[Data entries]
● ● ●

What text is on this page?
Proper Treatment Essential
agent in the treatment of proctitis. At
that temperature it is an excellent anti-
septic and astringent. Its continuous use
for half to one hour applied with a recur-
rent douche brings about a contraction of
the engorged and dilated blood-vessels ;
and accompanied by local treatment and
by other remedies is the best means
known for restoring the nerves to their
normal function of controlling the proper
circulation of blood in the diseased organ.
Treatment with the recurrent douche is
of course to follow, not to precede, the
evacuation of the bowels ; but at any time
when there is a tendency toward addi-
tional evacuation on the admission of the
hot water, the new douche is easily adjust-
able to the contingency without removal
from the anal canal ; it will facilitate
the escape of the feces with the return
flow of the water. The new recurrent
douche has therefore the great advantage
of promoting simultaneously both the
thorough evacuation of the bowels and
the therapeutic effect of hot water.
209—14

● ● ●

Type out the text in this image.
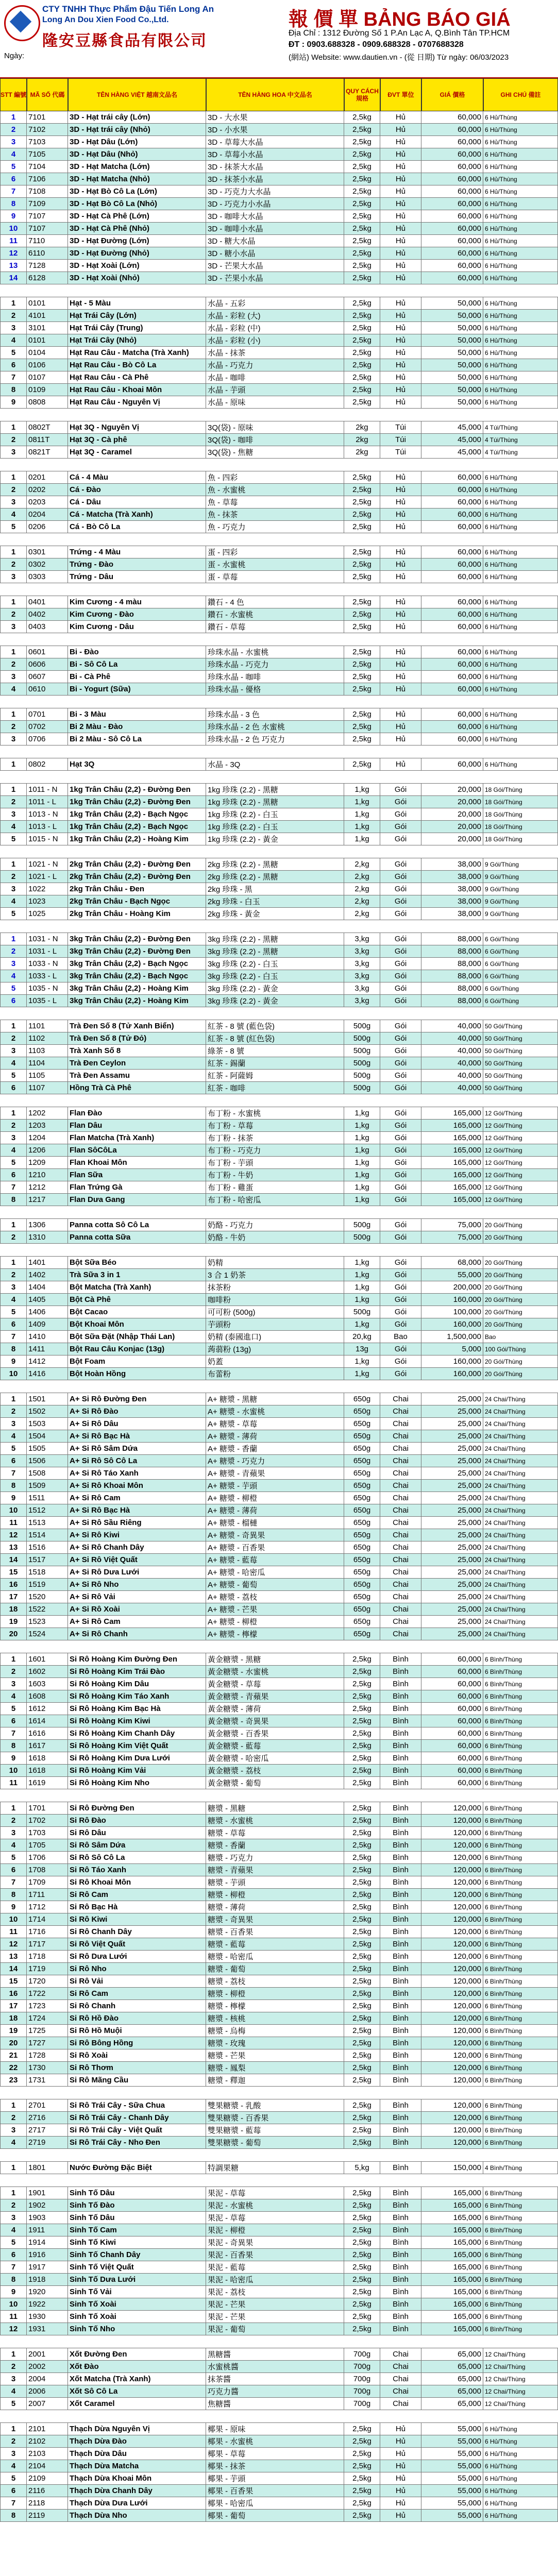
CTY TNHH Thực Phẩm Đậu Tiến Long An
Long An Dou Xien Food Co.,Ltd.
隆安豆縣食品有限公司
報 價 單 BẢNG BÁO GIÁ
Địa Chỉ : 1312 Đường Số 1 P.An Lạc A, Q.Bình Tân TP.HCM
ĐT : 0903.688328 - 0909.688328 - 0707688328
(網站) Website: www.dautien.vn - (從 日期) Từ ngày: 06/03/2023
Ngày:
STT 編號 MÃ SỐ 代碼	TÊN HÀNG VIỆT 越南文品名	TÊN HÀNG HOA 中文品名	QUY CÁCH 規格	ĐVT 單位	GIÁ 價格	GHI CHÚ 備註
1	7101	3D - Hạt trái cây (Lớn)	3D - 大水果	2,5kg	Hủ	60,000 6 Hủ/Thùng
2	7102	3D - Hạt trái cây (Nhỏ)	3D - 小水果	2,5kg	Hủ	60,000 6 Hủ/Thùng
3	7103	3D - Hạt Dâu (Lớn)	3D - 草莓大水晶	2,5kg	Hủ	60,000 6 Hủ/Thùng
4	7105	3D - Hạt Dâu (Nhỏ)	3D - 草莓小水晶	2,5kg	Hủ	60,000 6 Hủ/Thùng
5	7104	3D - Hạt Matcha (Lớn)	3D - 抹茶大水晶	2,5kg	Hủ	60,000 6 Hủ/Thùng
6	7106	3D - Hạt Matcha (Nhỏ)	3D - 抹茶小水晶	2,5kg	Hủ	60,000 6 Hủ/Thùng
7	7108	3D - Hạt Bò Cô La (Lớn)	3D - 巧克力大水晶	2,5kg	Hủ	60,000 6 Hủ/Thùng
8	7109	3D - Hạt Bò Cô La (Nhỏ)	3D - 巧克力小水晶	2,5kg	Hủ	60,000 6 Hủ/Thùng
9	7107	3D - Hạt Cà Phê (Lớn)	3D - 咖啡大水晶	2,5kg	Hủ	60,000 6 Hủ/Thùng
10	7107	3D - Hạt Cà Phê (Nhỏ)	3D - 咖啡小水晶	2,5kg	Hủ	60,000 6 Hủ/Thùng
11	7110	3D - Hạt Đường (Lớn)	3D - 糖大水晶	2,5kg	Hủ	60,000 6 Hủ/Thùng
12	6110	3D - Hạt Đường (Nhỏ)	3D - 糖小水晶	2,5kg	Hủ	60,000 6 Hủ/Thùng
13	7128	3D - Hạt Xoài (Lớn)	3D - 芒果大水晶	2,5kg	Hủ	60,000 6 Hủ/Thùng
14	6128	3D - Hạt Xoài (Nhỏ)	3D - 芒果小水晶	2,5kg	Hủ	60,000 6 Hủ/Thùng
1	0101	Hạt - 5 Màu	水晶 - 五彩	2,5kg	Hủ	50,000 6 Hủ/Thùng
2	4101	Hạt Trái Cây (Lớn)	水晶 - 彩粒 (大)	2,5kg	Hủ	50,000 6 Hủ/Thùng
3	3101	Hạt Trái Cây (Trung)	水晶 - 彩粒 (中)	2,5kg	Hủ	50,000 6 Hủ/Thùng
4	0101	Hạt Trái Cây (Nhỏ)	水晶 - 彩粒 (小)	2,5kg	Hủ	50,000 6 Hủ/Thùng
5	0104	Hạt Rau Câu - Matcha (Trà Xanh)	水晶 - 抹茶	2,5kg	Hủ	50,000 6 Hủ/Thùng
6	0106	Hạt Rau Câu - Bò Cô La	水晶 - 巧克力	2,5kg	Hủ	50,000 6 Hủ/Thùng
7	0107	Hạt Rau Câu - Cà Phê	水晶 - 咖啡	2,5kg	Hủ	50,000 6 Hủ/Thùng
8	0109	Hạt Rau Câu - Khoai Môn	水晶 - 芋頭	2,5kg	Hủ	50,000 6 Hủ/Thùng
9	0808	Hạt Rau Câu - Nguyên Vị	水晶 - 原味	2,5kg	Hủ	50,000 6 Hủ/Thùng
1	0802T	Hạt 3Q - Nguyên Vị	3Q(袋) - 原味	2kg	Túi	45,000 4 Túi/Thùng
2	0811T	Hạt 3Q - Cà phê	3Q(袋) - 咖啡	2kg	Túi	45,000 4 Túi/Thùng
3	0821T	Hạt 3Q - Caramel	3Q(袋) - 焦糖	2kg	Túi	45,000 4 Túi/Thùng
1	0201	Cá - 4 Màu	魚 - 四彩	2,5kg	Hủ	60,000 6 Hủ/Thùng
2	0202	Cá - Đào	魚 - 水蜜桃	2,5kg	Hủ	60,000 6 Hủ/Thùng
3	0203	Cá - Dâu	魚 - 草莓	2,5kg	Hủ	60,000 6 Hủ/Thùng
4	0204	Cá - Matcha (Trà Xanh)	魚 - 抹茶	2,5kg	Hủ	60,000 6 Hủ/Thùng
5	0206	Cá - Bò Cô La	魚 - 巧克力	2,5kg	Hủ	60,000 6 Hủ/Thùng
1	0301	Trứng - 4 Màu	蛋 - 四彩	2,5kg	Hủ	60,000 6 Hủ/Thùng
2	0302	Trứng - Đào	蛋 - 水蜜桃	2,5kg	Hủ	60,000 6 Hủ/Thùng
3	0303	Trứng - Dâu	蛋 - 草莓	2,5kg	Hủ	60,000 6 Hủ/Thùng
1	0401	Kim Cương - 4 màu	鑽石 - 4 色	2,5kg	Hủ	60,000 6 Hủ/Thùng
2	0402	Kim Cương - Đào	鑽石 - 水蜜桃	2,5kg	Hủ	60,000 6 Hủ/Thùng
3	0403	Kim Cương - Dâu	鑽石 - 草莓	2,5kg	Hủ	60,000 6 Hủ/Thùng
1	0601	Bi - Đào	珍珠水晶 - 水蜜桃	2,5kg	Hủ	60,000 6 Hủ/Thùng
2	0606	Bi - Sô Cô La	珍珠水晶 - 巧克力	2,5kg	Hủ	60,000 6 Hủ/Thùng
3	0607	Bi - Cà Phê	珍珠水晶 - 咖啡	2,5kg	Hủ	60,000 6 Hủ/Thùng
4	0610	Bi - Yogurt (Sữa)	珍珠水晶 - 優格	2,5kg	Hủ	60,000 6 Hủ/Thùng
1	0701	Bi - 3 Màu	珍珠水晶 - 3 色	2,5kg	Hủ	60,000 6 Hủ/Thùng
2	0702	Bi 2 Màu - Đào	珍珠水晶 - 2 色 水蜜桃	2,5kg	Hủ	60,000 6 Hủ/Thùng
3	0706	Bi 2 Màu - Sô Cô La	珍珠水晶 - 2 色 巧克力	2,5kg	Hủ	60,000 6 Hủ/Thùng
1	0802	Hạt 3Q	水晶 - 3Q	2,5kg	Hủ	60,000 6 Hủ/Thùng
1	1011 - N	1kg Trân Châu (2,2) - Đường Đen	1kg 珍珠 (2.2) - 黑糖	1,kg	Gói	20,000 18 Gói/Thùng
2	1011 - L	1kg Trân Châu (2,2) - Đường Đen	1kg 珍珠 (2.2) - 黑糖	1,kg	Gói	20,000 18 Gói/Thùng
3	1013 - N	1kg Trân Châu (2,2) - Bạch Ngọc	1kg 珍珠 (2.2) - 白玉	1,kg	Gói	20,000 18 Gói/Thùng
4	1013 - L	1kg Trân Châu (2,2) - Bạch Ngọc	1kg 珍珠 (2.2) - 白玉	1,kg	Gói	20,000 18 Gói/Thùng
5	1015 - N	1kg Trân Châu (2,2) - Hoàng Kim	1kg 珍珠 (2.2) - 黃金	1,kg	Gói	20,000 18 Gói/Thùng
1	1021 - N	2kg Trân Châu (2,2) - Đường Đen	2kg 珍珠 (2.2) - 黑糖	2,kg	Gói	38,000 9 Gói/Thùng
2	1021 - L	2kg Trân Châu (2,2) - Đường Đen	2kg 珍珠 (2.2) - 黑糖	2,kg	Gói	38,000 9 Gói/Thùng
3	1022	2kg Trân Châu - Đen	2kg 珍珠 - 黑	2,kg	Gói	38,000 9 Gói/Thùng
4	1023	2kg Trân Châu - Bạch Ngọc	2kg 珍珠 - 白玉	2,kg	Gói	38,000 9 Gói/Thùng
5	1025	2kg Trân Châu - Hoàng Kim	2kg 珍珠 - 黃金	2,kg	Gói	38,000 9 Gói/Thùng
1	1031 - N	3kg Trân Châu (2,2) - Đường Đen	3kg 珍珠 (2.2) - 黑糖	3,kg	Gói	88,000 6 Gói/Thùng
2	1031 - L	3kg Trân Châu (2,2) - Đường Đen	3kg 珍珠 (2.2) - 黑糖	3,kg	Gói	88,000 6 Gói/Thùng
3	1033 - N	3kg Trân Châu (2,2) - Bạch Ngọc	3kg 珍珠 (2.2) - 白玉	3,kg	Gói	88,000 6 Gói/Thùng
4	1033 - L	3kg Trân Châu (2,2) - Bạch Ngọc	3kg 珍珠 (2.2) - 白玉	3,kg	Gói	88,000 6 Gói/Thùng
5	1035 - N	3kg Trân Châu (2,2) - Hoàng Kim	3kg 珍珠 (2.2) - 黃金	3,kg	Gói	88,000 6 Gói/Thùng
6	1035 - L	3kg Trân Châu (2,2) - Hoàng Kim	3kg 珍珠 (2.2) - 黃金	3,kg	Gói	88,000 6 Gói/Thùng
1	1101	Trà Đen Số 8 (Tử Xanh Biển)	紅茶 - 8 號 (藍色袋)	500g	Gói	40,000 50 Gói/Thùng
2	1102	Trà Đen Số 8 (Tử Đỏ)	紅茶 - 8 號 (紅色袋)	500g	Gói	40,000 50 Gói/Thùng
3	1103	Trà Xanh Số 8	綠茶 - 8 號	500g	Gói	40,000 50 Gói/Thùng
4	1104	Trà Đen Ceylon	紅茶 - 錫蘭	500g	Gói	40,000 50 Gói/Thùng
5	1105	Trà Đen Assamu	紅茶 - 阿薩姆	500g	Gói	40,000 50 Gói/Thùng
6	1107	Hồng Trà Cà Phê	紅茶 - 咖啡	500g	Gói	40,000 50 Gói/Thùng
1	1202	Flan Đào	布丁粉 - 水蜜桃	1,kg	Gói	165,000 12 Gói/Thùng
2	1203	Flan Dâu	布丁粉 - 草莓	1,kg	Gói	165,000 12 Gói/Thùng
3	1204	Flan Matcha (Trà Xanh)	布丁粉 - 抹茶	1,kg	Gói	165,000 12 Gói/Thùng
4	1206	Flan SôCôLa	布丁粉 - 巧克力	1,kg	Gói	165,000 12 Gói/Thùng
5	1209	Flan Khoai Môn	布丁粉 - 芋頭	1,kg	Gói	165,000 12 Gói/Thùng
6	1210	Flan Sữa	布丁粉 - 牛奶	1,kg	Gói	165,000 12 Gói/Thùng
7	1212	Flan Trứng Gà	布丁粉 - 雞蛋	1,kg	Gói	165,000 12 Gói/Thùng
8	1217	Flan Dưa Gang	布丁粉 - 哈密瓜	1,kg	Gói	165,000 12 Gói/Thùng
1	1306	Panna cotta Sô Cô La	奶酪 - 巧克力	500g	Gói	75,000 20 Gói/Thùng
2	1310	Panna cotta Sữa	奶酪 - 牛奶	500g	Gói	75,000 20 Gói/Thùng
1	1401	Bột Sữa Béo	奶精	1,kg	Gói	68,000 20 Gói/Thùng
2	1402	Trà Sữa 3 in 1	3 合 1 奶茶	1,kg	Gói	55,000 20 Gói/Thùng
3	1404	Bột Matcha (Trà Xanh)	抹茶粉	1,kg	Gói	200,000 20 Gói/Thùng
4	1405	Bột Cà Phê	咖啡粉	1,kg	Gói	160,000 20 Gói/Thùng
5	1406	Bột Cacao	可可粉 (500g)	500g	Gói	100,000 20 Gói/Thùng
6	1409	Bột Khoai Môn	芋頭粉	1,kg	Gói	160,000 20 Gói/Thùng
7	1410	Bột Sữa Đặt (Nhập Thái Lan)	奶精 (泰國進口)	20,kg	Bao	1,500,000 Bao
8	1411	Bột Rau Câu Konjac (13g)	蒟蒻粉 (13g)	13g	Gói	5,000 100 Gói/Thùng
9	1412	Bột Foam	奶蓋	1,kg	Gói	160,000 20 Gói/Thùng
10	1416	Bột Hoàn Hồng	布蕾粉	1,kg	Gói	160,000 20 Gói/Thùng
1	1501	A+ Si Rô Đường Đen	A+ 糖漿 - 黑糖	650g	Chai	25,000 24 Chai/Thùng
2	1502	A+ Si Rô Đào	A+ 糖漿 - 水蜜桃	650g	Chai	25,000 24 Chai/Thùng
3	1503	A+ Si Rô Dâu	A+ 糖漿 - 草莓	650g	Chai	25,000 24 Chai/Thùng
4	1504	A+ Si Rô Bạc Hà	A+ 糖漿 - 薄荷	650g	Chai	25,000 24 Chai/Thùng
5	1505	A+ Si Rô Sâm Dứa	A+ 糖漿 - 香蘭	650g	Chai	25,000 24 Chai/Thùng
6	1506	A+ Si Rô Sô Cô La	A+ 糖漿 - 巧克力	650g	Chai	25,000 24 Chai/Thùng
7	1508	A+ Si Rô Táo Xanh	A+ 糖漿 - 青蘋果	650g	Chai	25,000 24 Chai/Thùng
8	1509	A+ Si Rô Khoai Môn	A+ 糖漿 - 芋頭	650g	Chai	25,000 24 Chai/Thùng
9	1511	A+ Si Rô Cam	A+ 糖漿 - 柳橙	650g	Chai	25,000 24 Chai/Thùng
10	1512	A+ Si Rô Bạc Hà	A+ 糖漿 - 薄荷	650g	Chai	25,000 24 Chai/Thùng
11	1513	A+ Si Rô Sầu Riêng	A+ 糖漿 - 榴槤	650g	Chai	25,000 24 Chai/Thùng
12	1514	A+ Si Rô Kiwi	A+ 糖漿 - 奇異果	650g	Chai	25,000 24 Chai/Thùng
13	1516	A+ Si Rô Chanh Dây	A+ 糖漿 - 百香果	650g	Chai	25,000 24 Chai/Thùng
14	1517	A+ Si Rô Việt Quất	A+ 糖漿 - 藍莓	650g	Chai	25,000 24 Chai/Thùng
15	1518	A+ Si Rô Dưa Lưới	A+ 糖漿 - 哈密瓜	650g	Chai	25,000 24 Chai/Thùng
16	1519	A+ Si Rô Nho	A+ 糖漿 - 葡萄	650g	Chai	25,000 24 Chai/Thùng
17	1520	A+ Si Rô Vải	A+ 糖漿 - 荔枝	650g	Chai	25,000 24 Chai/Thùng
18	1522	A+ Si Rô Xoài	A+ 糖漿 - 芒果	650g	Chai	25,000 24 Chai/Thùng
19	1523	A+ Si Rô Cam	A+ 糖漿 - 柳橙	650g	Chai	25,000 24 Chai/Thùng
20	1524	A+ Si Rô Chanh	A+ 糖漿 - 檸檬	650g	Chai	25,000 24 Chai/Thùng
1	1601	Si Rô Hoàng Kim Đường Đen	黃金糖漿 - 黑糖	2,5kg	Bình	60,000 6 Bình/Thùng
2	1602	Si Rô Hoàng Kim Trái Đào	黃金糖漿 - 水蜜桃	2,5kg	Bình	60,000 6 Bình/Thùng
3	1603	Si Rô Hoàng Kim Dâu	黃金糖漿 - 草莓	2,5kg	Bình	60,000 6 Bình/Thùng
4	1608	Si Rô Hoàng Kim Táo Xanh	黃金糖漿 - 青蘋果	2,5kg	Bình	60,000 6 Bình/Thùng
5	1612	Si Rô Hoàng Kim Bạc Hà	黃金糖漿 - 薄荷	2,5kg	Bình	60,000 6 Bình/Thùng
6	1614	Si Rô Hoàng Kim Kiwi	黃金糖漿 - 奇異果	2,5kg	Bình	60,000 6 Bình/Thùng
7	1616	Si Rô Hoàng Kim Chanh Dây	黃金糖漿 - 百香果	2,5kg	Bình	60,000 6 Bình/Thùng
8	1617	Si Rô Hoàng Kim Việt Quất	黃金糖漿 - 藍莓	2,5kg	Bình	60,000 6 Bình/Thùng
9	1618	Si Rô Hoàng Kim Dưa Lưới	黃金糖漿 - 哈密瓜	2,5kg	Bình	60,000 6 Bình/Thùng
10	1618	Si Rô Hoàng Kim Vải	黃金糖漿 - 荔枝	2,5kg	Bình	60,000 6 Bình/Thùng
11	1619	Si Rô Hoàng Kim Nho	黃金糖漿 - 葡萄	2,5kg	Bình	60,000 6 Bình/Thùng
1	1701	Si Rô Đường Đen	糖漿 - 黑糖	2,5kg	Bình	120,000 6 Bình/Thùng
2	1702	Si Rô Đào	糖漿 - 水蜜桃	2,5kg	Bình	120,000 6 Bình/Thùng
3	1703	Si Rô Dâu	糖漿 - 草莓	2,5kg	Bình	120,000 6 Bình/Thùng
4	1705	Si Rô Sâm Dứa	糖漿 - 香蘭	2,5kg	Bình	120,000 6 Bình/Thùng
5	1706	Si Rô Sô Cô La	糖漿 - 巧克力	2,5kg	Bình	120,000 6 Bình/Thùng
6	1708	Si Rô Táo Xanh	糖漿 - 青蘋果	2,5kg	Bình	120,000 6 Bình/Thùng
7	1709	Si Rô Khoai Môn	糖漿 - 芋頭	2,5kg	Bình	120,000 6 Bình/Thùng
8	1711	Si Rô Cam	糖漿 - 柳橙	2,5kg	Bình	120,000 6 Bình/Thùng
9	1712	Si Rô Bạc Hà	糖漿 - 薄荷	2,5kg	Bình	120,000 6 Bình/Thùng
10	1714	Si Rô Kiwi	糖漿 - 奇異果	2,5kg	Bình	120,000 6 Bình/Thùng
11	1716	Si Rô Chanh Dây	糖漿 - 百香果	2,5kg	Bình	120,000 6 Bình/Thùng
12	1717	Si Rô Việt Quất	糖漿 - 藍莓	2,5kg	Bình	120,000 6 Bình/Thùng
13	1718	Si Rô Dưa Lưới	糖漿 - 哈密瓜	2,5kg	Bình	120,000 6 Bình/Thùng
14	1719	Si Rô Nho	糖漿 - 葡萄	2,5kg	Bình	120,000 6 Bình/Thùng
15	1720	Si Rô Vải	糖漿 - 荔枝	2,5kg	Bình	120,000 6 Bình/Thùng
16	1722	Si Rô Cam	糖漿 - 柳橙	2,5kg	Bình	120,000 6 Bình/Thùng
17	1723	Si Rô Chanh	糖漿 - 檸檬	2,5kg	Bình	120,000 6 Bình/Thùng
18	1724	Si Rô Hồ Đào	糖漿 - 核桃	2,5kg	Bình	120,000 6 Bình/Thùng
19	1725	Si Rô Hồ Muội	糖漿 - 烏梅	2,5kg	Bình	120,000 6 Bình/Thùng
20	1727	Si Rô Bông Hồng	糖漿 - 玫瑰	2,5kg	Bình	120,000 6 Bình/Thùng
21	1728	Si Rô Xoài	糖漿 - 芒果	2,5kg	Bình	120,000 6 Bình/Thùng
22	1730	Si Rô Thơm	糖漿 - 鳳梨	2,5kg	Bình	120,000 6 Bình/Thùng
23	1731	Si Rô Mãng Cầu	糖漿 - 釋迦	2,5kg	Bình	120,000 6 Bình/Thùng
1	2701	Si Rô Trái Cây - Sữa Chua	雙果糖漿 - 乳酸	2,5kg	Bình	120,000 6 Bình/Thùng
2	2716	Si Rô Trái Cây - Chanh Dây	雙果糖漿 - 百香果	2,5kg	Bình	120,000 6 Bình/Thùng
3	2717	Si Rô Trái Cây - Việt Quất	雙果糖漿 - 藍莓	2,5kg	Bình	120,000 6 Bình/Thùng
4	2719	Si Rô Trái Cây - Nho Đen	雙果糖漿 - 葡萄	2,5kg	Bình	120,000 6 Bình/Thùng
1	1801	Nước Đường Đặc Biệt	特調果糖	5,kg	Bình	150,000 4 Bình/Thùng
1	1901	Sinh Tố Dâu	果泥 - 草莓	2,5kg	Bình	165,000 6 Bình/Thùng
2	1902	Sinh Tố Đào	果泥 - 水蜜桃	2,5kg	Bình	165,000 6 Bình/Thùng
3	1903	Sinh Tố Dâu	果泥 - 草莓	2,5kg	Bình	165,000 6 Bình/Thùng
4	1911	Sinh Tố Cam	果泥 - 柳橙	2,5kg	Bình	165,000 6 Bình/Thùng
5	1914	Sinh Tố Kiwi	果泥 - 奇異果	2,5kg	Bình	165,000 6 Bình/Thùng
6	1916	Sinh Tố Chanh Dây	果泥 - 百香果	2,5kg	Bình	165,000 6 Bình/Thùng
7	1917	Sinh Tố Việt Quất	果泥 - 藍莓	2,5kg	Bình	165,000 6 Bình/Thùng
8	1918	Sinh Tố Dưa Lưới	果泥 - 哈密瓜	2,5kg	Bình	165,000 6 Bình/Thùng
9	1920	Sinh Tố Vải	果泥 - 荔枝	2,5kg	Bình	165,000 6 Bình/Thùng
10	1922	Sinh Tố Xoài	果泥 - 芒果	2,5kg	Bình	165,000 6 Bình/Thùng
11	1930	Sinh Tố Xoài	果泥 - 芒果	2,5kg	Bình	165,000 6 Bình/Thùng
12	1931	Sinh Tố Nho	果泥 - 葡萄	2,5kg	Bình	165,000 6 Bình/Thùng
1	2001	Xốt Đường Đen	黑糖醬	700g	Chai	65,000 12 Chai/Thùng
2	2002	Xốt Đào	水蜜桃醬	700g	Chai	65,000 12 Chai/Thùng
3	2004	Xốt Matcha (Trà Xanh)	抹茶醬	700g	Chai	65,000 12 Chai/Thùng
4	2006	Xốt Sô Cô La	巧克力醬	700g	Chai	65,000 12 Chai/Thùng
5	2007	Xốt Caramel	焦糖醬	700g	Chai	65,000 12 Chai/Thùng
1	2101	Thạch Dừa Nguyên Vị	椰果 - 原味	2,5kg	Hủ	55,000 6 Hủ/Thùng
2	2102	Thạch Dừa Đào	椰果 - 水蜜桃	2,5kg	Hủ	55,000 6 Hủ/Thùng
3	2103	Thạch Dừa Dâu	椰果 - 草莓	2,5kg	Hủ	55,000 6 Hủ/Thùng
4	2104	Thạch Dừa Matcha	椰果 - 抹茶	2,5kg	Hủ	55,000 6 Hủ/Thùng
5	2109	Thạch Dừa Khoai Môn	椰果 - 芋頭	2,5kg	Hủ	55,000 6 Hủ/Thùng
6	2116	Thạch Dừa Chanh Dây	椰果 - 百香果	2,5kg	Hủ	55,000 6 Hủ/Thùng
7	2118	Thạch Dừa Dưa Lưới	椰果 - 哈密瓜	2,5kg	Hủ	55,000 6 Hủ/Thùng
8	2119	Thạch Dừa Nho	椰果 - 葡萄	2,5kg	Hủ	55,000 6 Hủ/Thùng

● ● ●

## TASK TO COMPLETE
Compute how many lines include the string "Xoài", then give that number by itself.

## RESULT BELOW
6